Stored data entries →
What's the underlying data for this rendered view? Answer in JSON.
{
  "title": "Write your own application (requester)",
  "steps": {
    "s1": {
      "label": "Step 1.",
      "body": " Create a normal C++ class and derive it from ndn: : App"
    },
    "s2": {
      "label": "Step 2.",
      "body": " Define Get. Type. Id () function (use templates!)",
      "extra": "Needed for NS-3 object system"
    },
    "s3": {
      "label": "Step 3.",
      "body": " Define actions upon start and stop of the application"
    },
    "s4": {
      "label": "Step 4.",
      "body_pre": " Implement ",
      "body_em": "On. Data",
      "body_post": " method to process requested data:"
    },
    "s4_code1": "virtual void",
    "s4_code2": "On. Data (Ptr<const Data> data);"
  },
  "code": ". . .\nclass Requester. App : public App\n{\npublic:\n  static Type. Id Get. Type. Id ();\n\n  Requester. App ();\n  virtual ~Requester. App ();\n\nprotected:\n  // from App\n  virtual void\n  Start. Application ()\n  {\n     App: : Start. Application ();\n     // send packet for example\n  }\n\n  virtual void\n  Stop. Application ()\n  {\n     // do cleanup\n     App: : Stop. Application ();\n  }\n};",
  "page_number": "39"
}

WHAT TO WORK ON → Within the data above, pick out all lines holding the word "Define".

FULL RESPONSE →
      "body": " Define Get. Type. Id () function (use templates!)",
      "body": " Define actions upon start and stop of the application"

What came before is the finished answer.